**EXERCISE GOAL**
From the line containing "What does this" to the very last line, repeat everything exactly and add nothing else. Skip the pictures.

**Rows from a dataset**
★ ★ ★ ★

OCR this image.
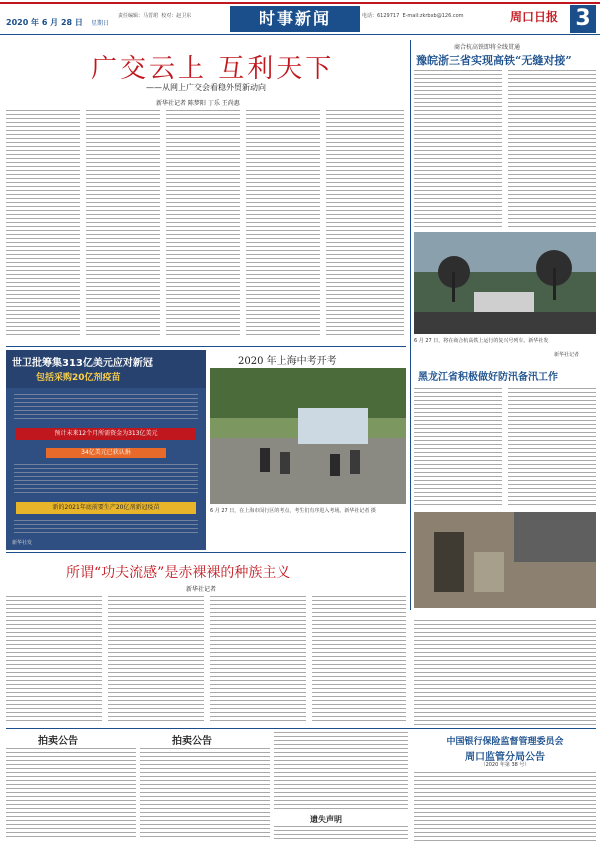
2020 年 6 月 28 日 星期日
责任编辑：马晋珺 校对：赵卫东	时事新闻	电话：6129717 E-mail:zkrbxb@126.com	周口日报 3
广交云上 互利天下
——从网上广交会看稳外贸新动向
新华社记者 陈梦阳 丁乐 王尚惠
商合杭高铁即将全线贯通
豫皖浙三省实现高铁“无缝对接”
6 月 27 日，将在商合杭高铁上运行的复兴号列车。新华社发
新华社记者
世卫批筹集313亿美元应对新冠
包括采购20亿剂疫苗
预计未来12个月所需资金为313亿美元
34亿美元已获认捐
新的2021年底前要生产20亿剂新冠疫苗
新华社发
2020 年上海中考开考
6 月 27 日，在上海市闵行区的考点，考生们有序进入考场。新华社记者 摄
黑龙江省积极做好防汛备汛工作
所谓“功夫流感”是赤裸裸的种族主义
新华社记者
拍卖公告	拍卖公告
遗失声明
中国银行保险监督管理委员会
周口监管分局公告
（2020 年第 38 号）
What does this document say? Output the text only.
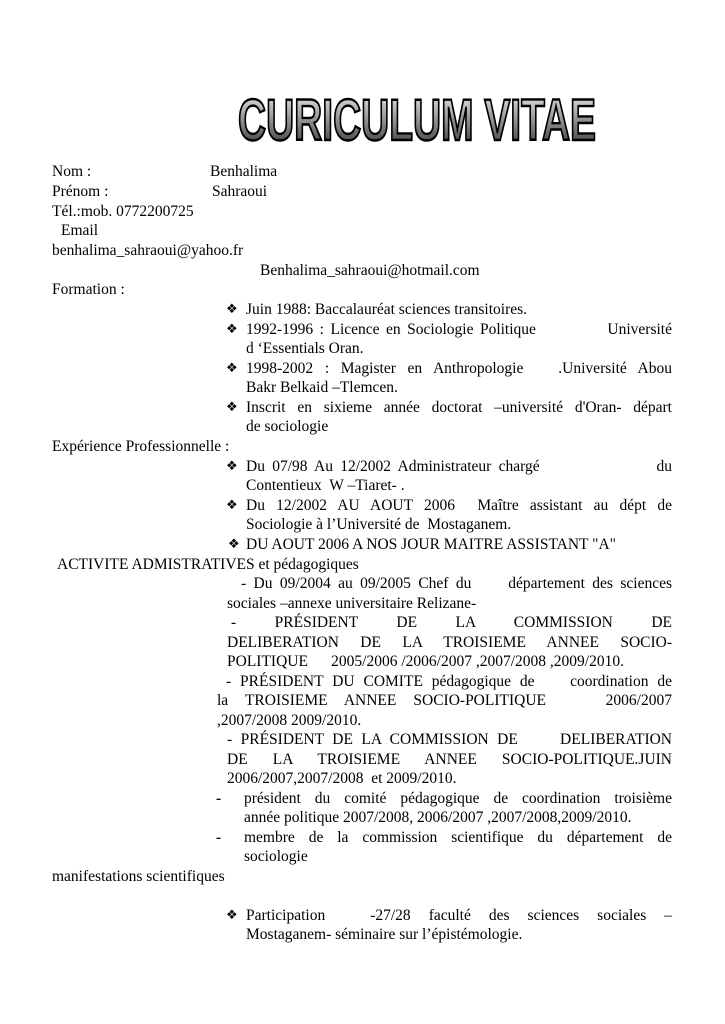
CURICULUM VITAE
Nom :	Benhalima
Prénom :	Sahraoui
Tél.:mob. 0772200725
Email
benhalima_sahraoui@yahoo.fr
Benhalima_sahraoui@hotmail.com
Formation :
❖ Juin 1988: Baccalauréat sciences transitoires.
❖ 1992-1996 : Licence en Sociologie Politique           Université
d ‘Essentials Oran.
❖ 1998-2002 : Magister en Anthropologie   .Université Abou
Bakr Belkaid –Tlemcen.
❖ Inscrit en sixieme année doctorat –université d'Oran- départ
de sociologie
Expérience Professionnelle :
❖ Du 07/98 Au 12/2002 Administrateur chargé                du
Contentieux  W –Tiaret- .
❖ Du 12/2002 AU AOUT 2006  Maître assistant au dépt de
Sociologie à l’Université de  Mostaganem.
❖ DU AOUT 2006 A NOS JOUR MAITRE ASSISTANT "A"
ACTIVITE ADMISTRATIVES et pédagogiques
- Du 09/2004 au 09/2005 Chef du     département des sciences
sociales –annexe universitaire Relizane-
-     PRÉSIDENT     DE     LA     COMMISSION     DE
DELIBERATION DE LA TROISIEME ANNEE SOCIO-
POLITIQUE      2005/2006 /2006/2007 ,2007/2008 ,2009/2010.
- PRÉSIDENT DU COMITE pédagogique de    coordination de
la  TROISIEME  ANNEE  SOCIO-POLITIQUE       2006/2007
,2007/2008 2009/2010.
- PRÉSIDENT DE LA COMMISSION DE     DELIBERATION
DE  LA  TROISIEME  ANNEE  SOCIO-POLITIQUE.JUIN
2006/2007,2007/2008  et 2009/2010.
- président du comité pédagogique de coordination troisième
année politique 2007/2008, 2006/2007 ,2007/2008,2009/2010.
- membre de la commission scientifique du département de
sociologie
manifestations scientifiques
❖ Participation     -27/28  faculté  des  sciences  sociales  –
Mostaganem- séminaire sur l’épistémologie.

★ ★ ★ ★

**RESULT BELOW**
What does this document say? Output the text only.
CURICULUM VITAE
Nom :	Benhalima
Prénom :	Sahraoui
Tél.:mob. 0772200725
Email
benhalima_sahraoui@yahoo.fr
Benhalima_sahraoui@hotmail.com
Formation :
❖ Juin 1988: Baccalauréat sciences transitoires.
❖ 1992-1996 : Licence en Sociologie Politique           Université
d ‘Essentials Oran.
❖ 1998-2002 : Magister en Anthropologie   .Université Abou
Bakr Belkaid –Tlemcen.
❖ Inscrit en sixieme année doctorat –université d'Oran- départ
de sociologie
Expérience Professionnelle :
❖ Du 07/98 Au 12/2002 Administrateur chargé                du
Contentieux  W –Tiaret- .
❖ Du 12/2002 AU AOUT 2006  Maître assistant au dépt de
Sociologie à l’Université de  Mostaganem.
❖ DU AOUT 2006 A NOS JOUR MAITRE ASSISTANT "A"
ACTIVITE ADMISTRATIVES et pédagogiques
- Du 09/2004 au 09/2005 Chef du     département des sciences
sociales –annexe universitaire Relizane-
-     PRÉSIDENT     DE     LA     COMMISSION     DE
DELIBERATION DE LA TROISIEME ANNEE SOCIO-
POLITIQUE      2005/2006 /2006/2007 ,2007/2008 ,2009/2010.
- PRÉSIDENT DU COMITE pédagogique de    coordination de
la  TROISIEME  ANNEE  SOCIO-POLITIQUE       2006/2007
,2007/2008 2009/2010.
- PRÉSIDENT DE LA COMMISSION DE     DELIBERATION
DE  LA  TROISIEME  ANNEE  SOCIO-POLITIQUE.JUIN
2006/2007,2007/2008  et 2009/2010.
- président du comité pédagogique de coordination troisième
année politique 2007/2008, 2006/2007 ,2007/2008,2009/2010.
- membre de la commission scientifique du département de
sociologie
manifestations scientifiques
❖ Participation     -27/28  faculté  des  sciences  sociales  –
Mostaganem- séminaire sur l’épistémologie.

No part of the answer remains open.